[Dataset items]
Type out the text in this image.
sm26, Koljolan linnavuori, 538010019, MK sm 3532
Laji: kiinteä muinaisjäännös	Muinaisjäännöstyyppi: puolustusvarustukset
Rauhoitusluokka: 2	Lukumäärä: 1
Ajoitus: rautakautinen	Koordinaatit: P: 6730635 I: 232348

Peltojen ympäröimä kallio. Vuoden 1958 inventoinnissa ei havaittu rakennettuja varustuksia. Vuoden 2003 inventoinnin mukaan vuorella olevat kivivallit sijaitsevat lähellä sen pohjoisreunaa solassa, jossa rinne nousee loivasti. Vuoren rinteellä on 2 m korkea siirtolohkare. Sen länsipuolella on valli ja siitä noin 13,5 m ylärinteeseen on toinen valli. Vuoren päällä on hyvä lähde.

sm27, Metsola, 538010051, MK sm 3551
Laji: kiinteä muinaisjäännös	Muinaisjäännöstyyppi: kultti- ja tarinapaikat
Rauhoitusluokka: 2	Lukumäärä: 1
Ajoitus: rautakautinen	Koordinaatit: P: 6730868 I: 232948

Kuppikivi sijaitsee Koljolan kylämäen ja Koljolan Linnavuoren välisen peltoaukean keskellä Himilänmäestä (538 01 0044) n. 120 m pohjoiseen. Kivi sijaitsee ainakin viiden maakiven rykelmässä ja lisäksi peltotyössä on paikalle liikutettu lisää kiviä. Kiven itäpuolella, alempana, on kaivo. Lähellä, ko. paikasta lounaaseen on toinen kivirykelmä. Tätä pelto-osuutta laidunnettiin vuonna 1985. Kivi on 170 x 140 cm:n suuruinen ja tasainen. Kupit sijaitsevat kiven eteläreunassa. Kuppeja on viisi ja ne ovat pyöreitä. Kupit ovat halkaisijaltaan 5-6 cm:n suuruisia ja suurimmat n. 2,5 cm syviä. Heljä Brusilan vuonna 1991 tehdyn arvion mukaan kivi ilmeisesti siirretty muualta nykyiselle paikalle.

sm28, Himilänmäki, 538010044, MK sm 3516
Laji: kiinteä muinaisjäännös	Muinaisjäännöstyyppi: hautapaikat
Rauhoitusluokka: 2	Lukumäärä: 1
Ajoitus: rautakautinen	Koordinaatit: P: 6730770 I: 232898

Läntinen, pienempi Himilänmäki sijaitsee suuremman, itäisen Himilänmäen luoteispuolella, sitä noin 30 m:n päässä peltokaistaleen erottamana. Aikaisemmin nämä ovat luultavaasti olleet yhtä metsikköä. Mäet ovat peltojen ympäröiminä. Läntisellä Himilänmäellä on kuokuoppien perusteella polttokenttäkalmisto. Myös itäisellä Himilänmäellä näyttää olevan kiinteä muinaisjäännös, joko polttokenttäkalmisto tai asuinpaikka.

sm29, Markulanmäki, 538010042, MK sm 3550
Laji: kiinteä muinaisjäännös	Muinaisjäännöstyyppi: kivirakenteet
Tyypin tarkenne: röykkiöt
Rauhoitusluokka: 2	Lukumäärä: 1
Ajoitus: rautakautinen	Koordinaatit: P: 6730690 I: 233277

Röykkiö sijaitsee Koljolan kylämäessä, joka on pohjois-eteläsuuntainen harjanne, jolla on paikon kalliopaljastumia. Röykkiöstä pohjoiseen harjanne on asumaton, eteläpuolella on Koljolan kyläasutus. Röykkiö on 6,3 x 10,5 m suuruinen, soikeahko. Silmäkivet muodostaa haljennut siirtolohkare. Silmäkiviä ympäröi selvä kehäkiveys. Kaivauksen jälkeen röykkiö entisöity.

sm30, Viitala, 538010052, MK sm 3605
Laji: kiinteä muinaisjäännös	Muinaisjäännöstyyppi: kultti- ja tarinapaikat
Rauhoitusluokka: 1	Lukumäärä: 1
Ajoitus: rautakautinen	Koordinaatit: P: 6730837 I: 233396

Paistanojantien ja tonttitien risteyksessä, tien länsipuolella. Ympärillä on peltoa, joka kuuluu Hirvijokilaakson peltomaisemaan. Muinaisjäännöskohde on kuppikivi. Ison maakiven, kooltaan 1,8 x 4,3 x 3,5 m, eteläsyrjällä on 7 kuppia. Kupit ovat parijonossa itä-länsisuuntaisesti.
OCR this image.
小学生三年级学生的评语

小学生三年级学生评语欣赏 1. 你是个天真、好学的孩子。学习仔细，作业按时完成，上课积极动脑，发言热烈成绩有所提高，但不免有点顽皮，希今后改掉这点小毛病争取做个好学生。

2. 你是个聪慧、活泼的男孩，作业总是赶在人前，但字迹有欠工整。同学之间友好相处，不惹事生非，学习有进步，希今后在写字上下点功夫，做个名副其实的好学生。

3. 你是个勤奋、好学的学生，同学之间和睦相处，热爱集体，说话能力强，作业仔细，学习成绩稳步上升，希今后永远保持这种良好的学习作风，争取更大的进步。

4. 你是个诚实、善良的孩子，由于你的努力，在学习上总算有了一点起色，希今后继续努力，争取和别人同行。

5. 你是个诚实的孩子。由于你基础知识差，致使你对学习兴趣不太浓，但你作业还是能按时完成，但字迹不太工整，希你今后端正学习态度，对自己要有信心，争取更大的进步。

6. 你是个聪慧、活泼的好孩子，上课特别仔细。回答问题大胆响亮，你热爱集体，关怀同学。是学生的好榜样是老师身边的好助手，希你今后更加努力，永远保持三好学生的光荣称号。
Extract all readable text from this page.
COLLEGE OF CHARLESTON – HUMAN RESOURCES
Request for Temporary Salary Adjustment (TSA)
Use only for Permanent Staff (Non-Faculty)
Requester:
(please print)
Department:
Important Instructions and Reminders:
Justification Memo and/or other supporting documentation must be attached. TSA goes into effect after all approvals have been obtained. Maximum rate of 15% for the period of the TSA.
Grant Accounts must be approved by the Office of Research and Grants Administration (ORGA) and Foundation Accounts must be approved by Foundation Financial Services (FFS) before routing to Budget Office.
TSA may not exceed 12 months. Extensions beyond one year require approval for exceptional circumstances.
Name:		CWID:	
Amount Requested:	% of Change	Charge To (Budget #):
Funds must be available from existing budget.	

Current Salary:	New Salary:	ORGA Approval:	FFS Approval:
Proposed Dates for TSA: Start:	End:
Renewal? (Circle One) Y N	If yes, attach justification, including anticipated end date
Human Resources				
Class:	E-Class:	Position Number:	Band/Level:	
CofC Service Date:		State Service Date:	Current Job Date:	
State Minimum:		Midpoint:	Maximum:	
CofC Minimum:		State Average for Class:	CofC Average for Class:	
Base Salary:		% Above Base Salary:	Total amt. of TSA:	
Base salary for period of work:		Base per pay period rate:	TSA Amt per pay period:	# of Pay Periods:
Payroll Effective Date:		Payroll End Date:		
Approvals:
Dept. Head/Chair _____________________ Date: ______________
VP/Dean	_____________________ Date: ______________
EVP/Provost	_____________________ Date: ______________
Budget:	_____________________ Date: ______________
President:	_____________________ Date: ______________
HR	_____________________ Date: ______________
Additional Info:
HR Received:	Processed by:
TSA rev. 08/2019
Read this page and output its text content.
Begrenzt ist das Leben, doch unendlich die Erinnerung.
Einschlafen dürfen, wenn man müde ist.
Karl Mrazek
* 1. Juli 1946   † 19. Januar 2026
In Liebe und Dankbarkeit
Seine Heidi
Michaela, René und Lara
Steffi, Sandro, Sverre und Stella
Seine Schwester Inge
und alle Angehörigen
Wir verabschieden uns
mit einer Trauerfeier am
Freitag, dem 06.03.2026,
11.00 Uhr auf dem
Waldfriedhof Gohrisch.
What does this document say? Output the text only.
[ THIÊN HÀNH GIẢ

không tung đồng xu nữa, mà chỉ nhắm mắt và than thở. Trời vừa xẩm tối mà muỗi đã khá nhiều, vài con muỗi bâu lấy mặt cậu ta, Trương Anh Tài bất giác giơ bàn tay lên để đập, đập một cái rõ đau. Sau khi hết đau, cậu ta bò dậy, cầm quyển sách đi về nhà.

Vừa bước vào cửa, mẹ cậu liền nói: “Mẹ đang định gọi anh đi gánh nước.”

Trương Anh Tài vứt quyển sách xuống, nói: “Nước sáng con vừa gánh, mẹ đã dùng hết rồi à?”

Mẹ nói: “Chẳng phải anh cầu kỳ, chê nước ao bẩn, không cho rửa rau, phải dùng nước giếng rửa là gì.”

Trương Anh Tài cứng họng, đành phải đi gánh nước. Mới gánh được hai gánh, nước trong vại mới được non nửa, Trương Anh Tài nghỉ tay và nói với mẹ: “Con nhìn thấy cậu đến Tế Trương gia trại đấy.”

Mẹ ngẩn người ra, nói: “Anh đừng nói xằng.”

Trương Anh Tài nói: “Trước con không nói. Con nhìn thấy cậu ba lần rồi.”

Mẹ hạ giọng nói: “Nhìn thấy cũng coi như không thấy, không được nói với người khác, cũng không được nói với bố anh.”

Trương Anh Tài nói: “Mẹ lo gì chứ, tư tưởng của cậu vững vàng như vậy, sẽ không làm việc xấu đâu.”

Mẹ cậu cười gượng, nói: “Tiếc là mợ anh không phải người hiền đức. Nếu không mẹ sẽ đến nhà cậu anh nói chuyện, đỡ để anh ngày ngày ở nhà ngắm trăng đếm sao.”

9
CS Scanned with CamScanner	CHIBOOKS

* _STATED EXERCISE_
Search the material above for "period". Pull out each line where it shows up.

* _OUTPUT OF THE TASK_
Justification Memo and/or other supporting documentation must be attached. TSA goes into effect after all approvals have been obtained. Maximum rate of 15% for the period of the TSA.
Base salary for period of work:		Base per pay period rate:	TSA Amt per pay period:	# of Pay Periods:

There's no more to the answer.